■ DIRECTIONS FOR THIS TASK ■
Print each of the lines below with no changes.

......

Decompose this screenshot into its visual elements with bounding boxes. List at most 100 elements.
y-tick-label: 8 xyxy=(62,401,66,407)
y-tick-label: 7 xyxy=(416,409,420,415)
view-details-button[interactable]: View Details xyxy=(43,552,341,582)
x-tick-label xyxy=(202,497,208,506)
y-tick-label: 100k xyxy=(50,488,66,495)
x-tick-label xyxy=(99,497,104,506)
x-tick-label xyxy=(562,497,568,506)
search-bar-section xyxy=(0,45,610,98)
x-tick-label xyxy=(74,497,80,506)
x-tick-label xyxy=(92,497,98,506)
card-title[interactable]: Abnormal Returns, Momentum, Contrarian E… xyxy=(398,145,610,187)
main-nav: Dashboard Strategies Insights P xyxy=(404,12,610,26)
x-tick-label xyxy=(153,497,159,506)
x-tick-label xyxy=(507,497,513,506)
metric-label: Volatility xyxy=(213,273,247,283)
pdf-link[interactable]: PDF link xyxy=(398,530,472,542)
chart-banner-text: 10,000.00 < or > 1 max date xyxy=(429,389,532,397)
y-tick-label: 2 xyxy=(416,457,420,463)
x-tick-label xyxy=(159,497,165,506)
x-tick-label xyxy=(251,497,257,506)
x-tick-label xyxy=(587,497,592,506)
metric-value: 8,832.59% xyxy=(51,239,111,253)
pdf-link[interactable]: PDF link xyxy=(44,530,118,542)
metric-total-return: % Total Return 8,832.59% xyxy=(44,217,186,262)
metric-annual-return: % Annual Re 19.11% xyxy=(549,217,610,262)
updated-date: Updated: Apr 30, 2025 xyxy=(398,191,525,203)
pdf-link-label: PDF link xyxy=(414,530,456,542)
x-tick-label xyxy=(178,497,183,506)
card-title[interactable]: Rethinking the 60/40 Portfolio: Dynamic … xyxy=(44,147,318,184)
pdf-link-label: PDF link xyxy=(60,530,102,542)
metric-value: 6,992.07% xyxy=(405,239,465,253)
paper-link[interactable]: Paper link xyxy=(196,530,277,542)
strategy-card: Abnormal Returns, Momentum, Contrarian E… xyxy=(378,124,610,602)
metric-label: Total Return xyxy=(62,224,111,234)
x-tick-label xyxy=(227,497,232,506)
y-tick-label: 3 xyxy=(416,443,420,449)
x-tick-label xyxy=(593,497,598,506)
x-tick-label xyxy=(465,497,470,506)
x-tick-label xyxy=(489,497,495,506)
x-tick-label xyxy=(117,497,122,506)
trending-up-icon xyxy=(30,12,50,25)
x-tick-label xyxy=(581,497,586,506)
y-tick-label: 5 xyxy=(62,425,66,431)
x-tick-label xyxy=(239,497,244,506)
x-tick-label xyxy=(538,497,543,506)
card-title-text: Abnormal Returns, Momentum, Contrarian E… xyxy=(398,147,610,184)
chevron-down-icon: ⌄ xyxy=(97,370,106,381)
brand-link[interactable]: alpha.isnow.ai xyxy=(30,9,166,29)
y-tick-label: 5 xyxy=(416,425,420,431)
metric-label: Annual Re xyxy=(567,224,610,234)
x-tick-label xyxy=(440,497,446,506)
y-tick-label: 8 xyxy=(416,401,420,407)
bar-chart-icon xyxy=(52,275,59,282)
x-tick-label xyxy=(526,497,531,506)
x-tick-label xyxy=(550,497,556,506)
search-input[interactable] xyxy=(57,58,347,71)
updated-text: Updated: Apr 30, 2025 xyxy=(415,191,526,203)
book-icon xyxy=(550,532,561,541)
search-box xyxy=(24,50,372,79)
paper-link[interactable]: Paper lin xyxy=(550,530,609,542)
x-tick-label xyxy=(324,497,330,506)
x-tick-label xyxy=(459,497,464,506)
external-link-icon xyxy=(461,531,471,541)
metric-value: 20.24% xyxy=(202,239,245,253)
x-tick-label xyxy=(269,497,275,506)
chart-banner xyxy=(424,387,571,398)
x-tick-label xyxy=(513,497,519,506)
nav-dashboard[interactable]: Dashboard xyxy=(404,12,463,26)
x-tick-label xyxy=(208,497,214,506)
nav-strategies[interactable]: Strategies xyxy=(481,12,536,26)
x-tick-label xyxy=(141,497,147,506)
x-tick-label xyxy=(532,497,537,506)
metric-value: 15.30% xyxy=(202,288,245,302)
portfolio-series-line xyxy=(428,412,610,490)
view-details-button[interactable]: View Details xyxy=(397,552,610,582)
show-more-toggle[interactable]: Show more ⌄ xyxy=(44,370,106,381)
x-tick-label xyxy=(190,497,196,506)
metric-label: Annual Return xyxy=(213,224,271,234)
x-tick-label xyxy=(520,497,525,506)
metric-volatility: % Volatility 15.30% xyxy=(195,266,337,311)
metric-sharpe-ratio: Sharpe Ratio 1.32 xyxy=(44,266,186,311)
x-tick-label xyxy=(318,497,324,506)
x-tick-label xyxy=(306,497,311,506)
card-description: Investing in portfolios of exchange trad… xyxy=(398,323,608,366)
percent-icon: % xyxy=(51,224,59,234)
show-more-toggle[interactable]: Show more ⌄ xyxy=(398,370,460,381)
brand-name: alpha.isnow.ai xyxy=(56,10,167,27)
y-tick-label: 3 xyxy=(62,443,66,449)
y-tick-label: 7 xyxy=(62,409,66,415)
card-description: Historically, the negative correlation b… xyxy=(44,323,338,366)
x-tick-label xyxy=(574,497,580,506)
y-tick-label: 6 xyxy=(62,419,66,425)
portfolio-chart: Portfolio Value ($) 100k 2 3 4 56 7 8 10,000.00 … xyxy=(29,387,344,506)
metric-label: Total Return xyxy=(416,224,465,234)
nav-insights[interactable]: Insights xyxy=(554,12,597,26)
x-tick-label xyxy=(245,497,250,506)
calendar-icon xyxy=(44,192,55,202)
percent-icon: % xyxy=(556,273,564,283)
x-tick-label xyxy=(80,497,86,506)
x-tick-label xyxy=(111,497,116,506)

......

■ TASK SOLUTION ■
Decompose this screenshot into its visual elements with bounding boxes. List at most 100 elements.
y-tick-label: 8 xyxy=(62,401,66,407)
y-tick-label: 7 xyxy=(416,409,420,415)
view-details-button[interactable]: View Details xyxy=(43,552,341,582)
x-tick-label xyxy=(202,497,208,506)
y-tick-label: 100k xyxy=(50,488,66,495)
x-tick-label xyxy=(99,497,104,506)
x-tick-label xyxy=(562,497,568,506)
search-bar-section xyxy=(0,45,610,98)
x-tick-label xyxy=(74,497,80,506)
x-tick-label xyxy=(92,497,98,506)
card-title[interactable]: Abnormal Returns, Momentum, Contrarian E… xyxy=(398,145,610,187)
main-nav: Dashboard Strategies Insights P xyxy=(404,12,610,26)
x-tick-label xyxy=(153,497,159,506)
x-tick-label xyxy=(507,497,513,506)
metric-label: Volatility xyxy=(213,273,247,283)
pdf-link[interactable]: PDF link xyxy=(398,530,472,542)
chart-banner-text: 10,000.00 < or > 1 max date xyxy=(429,389,532,397)
y-tick-label: 2 xyxy=(416,457,420,463)
x-tick-label xyxy=(159,497,165,506)
x-tick-label xyxy=(251,497,257,506)
x-tick-label xyxy=(587,497,592,506)
metric-value: 8,832.59% xyxy=(51,239,111,253)
pdf-link[interactable]: PDF link xyxy=(44,530,118,542)
metric-total-return: % Total Return 8,832.59% xyxy=(44,217,186,262)
metric-annual-return: % Annual Re 19.11% xyxy=(549,217,610,262)
updated-date: Updated: Apr 30, 2025 xyxy=(398,191,525,203)
pdf-link-label: PDF link xyxy=(414,530,456,542)
x-tick-label xyxy=(178,497,183,506)
card-title[interactable]: Rethinking the 60/40 Portfolio: Dynamic … xyxy=(44,147,318,184)
pdf-link-label: PDF link xyxy=(60,530,102,542)
metric-value: 6,992.07% xyxy=(405,239,465,253)
paper-link[interactable]: Paper link xyxy=(196,530,277,542)
strategy-card: Abnormal Returns, Momentum, Contrarian E… xyxy=(378,124,610,602)
metric-label: Total Return xyxy=(62,224,111,234)
x-tick-label xyxy=(227,497,232,506)
y-tick-label: 3 xyxy=(416,443,420,449)
x-tick-label xyxy=(593,497,598,506)
x-tick-label xyxy=(465,497,470,506)
x-tick-label xyxy=(489,497,495,506)
x-tick-label xyxy=(117,497,122,506)
trending-up-icon xyxy=(30,12,50,25)
x-tick-label xyxy=(581,497,586,506)
y-tick-label: 5 xyxy=(62,425,66,431)
x-tick-label xyxy=(239,497,244,506)
x-tick-label xyxy=(538,497,543,506)
card-title-text: Abnormal Returns, Momentum, Contrarian E… xyxy=(398,147,610,184)
chevron-down-icon: ⌄ xyxy=(97,370,106,381)
brand-link[interactable]: alpha.isnow.ai xyxy=(30,9,166,29)
y-tick-label: 5 xyxy=(416,425,420,431)
metric-label: Annual Re xyxy=(567,224,610,234)
x-tick-label xyxy=(440,497,446,506)
y-tick-label: 8 xyxy=(416,401,420,407)
bar-chart-icon xyxy=(52,275,59,282)
x-tick-label xyxy=(526,497,531,506)
x-tick-label xyxy=(550,497,556,506)
search-input[interactable] xyxy=(57,58,347,71)
updated-text: Updated: Apr 30, 2025 xyxy=(415,191,526,203)
book-icon xyxy=(550,532,561,541)
search-box xyxy=(24,50,372,79)
paper-link[interactable]: Paper lin xyxy=(550,530,609,542)
x-tick-label xyxy=(324,497,330,506)
x-tick-label xyxy=(459,497,464,506)
external-link-icon xyxy=(461,531,471,541)
metric-value: 20.24% xyxy=(202,239,245,253)
x-tick-label xyxy=(269,497,275,506)
chart-banner xyxy=(424,387,571,398)
x-tick-label xyxy=(513,497,519,506)
nav-dashboard[interactable]: Dashboard xyxy=(404,12,463,26)
x-tick-label xyxy=(208,497,214,506)
nav-strategies[interactable]: Strategies xyxy=(481,12,536,26)
x-tick-label xyxy=(141,497,147,506)
x-tick-label xyxy=(532,497,537,506)
metric-value: 15.30% xyxy=(202,288,245,302)
portfolio-series-line xyxy=(428,412,610,490)
view-details-button[interactable]: View Details xyxy=(397,552,610,582)
show-more-toggle[interactable]: Show more ⌄ xyxy=(44,370,106,381)
x-tick-label xyxy=(190,497,196,506)
metric-label: Annual Return xyxy=(213,224,271,234)
x-tick-label xyxy=(520,497,525,506)
metric-volatility: % Volatility 15.30% xyxy=(195,266,337,311)
metric-sharpe-ratio: Sharpe Ratio 1.32 xyxy=(44,266,186,311)
x-tick-label xyxy=(318,497,324,506)
x-tick-label xyxy=(306,497,311,506)
card-description: Investing in portfolios of exchange trad… xyxy=(398,323,608,366)
percent-icon: % xyxy=(51,224,59,234)
show-more-toggle[interactable]: Show more ⌄ xyxy=(398,370,460,381)
brand-name: alpha.isnow.ai xyxy=(56,10,167,27)
y-tick-label: 3 xyxy=(62,443,66,449)
y-tick-label: 7 xyxy=(62,409,66,415)
card-description: Historically, the negative correlation b… xyxy=(44,323,338,366)
x-tick-label xyxy=(574,497,580,506)
y-tick-label: 6 xyxy=(62,419,66,425)
portfolio-chart: Portfolio Value ($) 100k 2 3 4 56 7 8 10,000.00 … xyxy=(29,387,344,506)
metric-label: Total Return xyxy=(416,224,465,234)
nav-insights[interactable]: Insights xyxy=(554,12,597,26)
x-tick-label xyxy=(245,497,250,506)
calendar-icon xyxy=(44,192,55,202)
percent-icon: % xyxy=(556,273,564,283)
x-tick-label xyxy=(80,497,86,506)
x-tick-label xyxy=(111,497,116,506)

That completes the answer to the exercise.